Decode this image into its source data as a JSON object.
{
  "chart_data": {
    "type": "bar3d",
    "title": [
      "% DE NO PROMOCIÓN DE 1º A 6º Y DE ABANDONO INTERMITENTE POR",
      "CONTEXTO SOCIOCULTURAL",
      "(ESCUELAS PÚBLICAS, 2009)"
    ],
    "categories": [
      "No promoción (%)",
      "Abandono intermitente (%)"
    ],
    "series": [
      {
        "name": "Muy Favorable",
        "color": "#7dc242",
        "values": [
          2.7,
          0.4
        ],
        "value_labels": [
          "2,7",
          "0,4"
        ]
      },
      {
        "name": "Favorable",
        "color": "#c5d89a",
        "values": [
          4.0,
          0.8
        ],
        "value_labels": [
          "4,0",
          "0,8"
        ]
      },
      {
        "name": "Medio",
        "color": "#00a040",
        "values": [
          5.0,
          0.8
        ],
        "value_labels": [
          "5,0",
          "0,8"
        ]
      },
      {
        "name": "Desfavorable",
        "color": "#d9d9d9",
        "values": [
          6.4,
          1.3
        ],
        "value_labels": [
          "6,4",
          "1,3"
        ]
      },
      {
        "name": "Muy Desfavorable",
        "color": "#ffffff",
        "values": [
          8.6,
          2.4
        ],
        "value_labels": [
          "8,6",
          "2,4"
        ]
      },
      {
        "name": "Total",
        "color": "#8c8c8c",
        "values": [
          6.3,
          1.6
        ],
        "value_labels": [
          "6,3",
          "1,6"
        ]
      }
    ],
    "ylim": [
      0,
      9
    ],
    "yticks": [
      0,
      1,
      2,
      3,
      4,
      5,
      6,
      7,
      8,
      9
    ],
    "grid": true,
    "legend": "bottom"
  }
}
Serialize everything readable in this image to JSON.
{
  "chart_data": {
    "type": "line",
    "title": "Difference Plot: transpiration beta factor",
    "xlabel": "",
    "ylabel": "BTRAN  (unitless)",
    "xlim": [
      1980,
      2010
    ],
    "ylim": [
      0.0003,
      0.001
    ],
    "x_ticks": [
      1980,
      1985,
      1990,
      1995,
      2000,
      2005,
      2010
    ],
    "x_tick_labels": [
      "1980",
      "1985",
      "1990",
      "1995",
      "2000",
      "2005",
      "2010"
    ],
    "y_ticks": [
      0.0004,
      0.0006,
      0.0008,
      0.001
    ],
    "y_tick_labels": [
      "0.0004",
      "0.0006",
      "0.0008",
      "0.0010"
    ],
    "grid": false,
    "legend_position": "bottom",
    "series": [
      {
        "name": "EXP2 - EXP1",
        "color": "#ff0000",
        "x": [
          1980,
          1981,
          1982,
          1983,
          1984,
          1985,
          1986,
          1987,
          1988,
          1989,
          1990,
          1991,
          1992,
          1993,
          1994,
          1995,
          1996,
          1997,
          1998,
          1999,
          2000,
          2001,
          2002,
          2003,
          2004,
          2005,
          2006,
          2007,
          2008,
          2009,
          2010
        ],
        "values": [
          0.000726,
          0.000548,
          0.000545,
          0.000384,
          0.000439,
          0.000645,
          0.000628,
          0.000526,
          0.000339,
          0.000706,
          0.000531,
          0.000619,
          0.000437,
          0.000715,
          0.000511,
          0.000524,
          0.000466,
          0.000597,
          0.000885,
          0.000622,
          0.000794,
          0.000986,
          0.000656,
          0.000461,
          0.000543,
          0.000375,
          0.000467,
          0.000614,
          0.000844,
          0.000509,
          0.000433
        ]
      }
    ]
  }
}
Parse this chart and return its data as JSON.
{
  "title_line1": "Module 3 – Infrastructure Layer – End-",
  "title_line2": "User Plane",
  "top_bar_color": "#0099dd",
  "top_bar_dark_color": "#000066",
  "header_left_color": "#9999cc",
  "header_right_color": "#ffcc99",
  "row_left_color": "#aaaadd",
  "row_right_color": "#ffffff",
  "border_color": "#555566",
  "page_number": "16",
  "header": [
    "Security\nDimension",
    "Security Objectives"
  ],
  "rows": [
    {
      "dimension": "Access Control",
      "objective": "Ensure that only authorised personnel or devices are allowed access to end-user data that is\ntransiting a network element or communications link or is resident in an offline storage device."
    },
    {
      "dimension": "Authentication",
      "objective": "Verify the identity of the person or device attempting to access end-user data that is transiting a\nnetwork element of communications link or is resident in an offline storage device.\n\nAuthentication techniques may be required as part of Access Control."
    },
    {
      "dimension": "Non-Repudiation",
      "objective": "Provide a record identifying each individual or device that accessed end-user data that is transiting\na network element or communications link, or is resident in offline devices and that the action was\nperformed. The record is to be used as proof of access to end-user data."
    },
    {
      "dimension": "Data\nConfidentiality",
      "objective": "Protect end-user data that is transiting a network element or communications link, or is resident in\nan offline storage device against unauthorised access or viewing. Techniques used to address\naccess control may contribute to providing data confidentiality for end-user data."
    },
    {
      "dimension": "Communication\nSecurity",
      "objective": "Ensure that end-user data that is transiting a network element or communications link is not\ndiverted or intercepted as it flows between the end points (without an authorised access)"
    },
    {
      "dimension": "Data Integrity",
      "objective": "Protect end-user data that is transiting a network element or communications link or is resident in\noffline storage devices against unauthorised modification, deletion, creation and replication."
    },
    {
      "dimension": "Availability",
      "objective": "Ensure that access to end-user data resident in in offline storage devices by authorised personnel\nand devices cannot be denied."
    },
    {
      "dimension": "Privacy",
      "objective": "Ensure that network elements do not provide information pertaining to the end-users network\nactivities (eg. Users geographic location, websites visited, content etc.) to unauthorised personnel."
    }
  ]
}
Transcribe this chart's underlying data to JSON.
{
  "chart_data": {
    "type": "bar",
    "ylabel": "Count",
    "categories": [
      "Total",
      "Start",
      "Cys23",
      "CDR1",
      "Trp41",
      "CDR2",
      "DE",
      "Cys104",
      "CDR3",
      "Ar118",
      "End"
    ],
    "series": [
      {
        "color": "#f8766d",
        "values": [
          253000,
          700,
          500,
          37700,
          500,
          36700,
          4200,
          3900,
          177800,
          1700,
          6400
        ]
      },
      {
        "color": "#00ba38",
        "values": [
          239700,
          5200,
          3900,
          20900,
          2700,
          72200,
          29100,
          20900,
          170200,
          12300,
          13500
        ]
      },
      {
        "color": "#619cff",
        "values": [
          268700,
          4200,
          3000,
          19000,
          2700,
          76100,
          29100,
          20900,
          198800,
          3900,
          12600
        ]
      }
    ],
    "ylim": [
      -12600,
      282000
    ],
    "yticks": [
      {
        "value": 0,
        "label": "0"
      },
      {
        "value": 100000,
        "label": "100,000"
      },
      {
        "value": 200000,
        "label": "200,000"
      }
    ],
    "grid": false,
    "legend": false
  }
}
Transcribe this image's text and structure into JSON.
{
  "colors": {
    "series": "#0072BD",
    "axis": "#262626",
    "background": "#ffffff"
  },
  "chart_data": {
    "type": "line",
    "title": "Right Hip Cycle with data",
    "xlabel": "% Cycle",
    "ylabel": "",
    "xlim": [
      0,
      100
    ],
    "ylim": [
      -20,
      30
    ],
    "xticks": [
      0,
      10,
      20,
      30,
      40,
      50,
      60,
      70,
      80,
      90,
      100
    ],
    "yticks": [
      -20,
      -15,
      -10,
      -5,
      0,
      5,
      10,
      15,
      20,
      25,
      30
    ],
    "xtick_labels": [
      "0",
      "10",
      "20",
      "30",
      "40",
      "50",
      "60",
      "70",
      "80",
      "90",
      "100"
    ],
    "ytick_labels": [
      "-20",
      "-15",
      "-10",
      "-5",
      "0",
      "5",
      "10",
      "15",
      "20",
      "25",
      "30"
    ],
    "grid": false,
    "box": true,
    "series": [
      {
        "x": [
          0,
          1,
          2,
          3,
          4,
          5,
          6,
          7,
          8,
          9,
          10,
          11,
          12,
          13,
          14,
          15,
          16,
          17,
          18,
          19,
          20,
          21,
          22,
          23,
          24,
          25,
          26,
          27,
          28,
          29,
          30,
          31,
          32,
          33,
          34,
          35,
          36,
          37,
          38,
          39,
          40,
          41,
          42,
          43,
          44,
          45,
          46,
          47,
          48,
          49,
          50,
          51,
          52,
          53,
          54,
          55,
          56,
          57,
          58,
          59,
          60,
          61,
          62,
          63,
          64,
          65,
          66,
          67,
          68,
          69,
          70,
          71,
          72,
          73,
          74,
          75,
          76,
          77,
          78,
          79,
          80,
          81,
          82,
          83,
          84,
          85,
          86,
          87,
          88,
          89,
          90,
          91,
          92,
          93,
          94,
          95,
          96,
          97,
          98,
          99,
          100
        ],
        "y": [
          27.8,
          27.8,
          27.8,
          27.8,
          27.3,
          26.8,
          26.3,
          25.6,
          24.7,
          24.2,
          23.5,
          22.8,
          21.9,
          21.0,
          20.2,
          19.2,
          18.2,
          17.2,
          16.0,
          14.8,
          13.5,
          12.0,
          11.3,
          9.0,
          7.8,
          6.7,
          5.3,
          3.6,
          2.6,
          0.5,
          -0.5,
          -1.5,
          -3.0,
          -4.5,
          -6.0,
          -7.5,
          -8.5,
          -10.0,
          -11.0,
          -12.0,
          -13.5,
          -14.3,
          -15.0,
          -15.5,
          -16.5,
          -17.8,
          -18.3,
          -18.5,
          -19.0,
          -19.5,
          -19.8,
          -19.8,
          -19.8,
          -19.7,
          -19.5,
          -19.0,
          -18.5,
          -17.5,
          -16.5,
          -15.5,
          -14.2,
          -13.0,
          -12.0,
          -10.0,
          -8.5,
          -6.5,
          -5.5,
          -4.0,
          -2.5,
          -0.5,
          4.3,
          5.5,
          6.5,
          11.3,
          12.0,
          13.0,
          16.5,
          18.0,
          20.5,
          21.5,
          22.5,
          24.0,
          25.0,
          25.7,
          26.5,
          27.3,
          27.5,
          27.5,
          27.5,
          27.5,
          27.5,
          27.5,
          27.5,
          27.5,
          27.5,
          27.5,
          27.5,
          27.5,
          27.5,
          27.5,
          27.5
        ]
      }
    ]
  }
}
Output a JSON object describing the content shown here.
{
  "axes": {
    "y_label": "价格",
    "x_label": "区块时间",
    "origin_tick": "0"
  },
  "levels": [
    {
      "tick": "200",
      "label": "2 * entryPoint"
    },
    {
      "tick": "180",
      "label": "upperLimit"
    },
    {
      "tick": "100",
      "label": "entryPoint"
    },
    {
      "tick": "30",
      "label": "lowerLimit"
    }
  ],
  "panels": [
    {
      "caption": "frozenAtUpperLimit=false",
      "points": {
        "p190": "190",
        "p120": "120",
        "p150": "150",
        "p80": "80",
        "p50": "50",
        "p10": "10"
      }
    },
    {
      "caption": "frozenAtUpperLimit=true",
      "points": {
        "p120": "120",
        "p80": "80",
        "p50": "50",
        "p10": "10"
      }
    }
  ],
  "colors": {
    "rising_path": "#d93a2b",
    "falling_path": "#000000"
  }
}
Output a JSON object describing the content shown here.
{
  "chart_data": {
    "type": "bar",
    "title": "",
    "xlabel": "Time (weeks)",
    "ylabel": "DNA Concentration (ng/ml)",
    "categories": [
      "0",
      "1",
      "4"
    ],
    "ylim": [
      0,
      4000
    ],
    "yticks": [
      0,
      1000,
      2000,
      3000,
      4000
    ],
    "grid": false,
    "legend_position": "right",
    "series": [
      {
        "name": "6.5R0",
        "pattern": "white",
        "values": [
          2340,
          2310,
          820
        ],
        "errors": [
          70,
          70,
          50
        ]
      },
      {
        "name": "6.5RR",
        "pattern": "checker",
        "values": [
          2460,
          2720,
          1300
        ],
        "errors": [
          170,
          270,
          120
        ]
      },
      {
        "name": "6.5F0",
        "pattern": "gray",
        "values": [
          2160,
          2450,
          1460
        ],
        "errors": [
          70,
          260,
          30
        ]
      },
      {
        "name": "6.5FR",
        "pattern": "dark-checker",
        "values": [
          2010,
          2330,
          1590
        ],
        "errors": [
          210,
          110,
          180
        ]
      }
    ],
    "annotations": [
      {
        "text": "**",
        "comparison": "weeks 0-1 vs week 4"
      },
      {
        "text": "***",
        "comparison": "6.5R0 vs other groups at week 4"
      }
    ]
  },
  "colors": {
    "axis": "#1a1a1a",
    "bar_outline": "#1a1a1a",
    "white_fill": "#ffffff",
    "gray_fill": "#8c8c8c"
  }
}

=-=-=-=-=

REQUIREMENT
Among the entries above, how many lines include the word "true"? Reply with the number only.

RESULT OF THE TASK
3